»»
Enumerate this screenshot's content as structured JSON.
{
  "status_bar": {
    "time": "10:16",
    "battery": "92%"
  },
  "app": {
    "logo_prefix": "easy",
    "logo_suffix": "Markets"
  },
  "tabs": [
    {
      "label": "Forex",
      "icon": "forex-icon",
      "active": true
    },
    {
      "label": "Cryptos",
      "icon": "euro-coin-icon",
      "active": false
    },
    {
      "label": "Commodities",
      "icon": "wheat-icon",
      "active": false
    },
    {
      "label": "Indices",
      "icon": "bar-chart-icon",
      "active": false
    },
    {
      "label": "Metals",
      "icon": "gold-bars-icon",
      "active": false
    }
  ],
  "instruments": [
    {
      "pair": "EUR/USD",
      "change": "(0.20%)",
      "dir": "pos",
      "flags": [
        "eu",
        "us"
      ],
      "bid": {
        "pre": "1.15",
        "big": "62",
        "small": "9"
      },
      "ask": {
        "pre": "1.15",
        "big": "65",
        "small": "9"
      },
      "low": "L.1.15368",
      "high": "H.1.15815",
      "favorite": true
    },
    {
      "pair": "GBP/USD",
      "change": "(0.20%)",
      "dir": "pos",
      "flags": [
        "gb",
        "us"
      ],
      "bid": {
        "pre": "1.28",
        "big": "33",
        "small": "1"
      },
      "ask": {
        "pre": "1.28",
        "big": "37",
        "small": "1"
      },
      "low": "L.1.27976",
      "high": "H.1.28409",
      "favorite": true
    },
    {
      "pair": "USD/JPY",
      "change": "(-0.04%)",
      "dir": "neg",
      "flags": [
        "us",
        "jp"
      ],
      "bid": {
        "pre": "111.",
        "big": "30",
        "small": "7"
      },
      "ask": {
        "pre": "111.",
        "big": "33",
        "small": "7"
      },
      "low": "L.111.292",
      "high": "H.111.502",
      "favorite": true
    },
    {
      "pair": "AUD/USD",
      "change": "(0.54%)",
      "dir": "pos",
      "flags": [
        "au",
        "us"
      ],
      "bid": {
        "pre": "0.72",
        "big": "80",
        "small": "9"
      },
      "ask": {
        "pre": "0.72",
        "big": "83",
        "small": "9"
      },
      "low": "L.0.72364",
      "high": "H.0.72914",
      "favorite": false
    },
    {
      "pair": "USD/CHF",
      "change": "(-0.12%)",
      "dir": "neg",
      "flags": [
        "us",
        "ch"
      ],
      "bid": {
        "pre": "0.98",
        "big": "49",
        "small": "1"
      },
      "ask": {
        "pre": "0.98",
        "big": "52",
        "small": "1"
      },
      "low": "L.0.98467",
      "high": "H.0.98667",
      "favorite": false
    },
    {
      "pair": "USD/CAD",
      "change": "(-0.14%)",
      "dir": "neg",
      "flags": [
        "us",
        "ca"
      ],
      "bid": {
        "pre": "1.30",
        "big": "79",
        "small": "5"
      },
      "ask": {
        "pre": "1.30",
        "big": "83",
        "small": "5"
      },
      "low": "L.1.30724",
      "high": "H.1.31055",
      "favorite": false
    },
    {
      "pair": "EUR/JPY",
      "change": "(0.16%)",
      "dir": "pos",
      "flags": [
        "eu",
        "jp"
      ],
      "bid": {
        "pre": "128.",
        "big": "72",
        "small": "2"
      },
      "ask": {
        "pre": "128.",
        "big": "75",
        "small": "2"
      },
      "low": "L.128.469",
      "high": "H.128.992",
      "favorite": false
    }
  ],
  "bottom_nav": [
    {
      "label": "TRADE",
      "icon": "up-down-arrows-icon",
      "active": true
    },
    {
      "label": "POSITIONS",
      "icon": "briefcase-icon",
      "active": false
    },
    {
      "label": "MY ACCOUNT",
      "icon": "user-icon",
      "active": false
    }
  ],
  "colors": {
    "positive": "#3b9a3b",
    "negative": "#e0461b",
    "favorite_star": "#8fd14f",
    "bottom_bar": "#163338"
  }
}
««
## Task requirements
Return every line from the records above that holds the word "pair".

## Output of the exercise
      "pair": "EUR/USD",
      "pair": "GBP/USD",
      "pair": "USD/JPY",
      "pair": "AUD/USD",
      "pair": "USD/CHF",
      "pair": "USD/CAD",
      "pair": "EUR/JPY",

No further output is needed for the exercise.